## What is expected
Show every line in the entries below where the word "name" appears.
===== Dataset records =====
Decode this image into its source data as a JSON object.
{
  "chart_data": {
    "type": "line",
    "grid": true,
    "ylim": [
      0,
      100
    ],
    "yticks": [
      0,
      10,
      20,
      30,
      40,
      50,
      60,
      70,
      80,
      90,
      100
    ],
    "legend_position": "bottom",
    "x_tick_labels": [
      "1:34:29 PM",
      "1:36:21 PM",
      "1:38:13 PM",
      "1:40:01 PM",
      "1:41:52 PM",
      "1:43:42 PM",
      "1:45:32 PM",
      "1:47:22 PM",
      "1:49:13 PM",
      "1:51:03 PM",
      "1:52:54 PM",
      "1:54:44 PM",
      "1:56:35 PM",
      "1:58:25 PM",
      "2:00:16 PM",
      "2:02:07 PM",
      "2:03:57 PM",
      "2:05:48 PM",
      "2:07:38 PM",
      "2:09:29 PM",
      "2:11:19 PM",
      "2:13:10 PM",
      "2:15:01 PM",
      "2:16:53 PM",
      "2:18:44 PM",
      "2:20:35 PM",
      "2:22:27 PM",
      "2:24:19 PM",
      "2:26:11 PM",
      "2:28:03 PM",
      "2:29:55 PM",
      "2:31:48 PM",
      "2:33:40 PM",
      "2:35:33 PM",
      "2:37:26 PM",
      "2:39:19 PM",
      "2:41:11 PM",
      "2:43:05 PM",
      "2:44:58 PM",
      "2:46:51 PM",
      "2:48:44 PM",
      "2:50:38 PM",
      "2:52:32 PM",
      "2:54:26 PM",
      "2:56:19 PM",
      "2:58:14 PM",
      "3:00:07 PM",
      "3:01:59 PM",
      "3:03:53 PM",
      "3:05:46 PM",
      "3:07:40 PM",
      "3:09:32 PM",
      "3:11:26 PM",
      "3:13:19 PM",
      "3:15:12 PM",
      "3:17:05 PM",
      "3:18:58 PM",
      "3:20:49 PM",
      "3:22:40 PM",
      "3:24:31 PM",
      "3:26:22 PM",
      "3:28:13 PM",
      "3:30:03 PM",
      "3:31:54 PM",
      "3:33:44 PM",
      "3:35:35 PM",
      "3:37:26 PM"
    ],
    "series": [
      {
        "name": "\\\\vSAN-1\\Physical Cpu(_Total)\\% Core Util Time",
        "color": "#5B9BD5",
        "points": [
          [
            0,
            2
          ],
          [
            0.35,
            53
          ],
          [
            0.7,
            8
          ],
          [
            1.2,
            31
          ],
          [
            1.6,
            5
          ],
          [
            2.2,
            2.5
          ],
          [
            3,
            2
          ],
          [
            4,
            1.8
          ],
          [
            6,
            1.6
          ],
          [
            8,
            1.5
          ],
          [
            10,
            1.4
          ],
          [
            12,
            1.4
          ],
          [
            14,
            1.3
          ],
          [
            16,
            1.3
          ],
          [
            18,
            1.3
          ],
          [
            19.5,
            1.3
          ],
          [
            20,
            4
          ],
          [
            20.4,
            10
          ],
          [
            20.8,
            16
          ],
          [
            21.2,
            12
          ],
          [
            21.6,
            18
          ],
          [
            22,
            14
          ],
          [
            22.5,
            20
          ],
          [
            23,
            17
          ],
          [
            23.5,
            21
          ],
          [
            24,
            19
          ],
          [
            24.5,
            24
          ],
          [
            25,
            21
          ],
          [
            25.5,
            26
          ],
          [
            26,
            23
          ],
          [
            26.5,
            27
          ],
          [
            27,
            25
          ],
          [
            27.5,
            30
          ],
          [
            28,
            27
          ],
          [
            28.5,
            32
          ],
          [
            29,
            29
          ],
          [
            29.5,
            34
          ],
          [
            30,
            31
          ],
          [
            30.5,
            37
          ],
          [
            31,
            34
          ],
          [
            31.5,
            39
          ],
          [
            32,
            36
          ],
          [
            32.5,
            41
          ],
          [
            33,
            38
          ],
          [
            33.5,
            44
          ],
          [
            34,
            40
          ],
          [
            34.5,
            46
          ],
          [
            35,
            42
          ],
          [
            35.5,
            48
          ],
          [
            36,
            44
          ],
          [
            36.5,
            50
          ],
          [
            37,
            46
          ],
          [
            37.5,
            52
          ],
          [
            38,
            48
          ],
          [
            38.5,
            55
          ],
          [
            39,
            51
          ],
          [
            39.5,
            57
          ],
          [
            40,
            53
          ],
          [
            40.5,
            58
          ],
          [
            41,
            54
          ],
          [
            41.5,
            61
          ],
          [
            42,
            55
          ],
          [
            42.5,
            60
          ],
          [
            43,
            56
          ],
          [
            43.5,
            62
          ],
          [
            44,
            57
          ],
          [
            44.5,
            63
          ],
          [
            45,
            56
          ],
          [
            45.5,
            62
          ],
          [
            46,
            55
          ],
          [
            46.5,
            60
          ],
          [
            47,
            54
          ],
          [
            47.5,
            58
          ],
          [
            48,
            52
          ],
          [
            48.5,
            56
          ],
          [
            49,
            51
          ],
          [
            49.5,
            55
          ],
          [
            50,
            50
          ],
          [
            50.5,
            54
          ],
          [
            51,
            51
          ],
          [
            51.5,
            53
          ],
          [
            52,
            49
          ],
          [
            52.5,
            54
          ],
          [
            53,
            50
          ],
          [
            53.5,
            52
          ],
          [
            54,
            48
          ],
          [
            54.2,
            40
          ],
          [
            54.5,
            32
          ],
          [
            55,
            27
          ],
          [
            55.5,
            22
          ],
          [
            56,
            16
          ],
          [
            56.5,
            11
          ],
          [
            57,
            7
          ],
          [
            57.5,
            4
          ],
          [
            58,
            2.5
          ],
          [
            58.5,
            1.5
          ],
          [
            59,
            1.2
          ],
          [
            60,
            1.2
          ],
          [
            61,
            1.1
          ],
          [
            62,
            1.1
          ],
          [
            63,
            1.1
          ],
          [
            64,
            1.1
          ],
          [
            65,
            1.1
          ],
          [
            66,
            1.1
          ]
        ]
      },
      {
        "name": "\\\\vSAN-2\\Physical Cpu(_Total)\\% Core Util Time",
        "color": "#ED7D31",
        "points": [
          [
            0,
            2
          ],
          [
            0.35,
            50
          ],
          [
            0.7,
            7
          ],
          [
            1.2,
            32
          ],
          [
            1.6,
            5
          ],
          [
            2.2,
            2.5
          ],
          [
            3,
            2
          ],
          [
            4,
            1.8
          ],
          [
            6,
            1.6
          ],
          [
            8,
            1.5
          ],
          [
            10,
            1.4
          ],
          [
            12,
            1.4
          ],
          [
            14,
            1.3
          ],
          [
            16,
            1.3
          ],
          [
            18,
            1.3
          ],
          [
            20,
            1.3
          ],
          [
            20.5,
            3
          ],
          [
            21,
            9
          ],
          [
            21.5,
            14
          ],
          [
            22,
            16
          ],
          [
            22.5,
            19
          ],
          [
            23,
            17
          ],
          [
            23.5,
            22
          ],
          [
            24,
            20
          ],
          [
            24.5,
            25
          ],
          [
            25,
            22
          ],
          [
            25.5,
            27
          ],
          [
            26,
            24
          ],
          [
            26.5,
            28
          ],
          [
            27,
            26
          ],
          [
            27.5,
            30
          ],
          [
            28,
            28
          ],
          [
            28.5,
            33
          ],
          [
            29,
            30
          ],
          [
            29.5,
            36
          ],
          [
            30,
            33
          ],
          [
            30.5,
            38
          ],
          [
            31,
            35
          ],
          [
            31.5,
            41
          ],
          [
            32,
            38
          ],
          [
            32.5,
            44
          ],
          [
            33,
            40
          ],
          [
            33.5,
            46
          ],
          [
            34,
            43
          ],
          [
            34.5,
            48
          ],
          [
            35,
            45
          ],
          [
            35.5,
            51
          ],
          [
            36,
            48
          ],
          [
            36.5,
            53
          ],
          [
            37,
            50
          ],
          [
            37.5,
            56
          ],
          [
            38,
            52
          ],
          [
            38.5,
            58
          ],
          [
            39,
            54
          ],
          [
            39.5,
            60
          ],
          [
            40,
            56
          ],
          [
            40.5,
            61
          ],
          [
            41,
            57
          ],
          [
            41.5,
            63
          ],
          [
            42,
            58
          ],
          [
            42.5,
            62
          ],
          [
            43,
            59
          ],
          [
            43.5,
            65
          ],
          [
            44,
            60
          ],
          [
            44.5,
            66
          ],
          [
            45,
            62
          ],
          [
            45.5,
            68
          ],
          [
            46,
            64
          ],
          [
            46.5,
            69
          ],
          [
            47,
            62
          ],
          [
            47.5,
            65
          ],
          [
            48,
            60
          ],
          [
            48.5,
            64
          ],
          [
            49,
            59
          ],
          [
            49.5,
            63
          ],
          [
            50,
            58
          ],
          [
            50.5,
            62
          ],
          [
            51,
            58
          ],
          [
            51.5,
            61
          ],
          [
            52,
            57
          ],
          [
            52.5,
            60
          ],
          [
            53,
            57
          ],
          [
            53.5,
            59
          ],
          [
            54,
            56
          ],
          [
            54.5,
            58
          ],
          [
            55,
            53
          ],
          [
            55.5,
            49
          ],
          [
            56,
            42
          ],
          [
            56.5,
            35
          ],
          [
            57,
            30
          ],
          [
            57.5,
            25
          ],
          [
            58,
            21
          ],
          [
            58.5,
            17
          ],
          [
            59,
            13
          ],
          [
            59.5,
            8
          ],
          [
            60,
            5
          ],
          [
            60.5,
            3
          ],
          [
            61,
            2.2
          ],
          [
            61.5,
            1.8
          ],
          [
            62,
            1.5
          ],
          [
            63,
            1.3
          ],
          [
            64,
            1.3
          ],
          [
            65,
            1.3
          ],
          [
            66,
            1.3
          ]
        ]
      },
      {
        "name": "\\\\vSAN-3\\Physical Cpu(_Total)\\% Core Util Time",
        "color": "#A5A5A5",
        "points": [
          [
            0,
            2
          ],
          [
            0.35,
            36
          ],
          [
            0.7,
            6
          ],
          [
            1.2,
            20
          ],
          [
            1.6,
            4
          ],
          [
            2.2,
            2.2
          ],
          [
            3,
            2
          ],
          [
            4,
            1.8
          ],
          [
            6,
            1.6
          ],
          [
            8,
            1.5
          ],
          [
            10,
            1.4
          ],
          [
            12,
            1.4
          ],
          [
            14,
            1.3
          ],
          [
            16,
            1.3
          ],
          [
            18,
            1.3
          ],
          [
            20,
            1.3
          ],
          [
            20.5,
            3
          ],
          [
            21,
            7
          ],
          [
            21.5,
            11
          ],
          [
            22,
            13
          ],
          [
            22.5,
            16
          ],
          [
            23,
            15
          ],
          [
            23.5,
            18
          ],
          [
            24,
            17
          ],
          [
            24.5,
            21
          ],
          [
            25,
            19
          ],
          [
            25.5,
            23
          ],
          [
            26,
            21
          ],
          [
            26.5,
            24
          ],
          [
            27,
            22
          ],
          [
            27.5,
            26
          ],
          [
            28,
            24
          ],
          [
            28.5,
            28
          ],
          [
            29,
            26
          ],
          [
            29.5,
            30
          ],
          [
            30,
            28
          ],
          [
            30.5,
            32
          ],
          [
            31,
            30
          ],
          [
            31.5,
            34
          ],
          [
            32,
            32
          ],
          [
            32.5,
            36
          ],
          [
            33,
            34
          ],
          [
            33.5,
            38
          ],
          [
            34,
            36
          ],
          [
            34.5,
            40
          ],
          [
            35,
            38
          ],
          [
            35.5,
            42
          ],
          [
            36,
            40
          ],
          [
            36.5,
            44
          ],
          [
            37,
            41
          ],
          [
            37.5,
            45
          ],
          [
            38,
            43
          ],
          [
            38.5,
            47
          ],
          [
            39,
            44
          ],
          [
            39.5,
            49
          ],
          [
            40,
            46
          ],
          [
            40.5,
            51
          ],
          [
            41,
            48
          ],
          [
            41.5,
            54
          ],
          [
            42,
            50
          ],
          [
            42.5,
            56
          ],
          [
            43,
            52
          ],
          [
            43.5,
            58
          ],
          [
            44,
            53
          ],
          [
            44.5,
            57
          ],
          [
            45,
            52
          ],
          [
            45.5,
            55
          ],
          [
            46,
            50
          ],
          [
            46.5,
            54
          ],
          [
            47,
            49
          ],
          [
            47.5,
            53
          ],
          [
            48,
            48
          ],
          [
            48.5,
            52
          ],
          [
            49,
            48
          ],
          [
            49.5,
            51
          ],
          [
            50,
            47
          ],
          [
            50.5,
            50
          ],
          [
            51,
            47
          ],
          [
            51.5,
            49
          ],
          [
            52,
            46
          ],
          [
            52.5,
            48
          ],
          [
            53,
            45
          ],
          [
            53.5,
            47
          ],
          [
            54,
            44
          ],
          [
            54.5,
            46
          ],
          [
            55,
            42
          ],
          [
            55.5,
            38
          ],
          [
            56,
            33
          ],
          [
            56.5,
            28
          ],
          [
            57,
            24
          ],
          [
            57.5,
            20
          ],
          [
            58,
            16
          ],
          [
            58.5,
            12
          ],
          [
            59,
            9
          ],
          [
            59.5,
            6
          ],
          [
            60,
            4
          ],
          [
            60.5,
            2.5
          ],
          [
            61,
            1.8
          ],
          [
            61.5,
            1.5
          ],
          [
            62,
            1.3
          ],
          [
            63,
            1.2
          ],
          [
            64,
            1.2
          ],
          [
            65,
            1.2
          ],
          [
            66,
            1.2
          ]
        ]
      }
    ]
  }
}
=====
## Reply to the task
        "name": "\\\\vSAN-1\\Physical Cpu(_Total)\\% Core Util Time",
        "name": "\\\\vSAN-2\\Physical Cpu(_Total)\\% Core Util Time",
        "name": "\\\\vSAN-3\\Physical Cpu(_Total)\\% Core Util Time",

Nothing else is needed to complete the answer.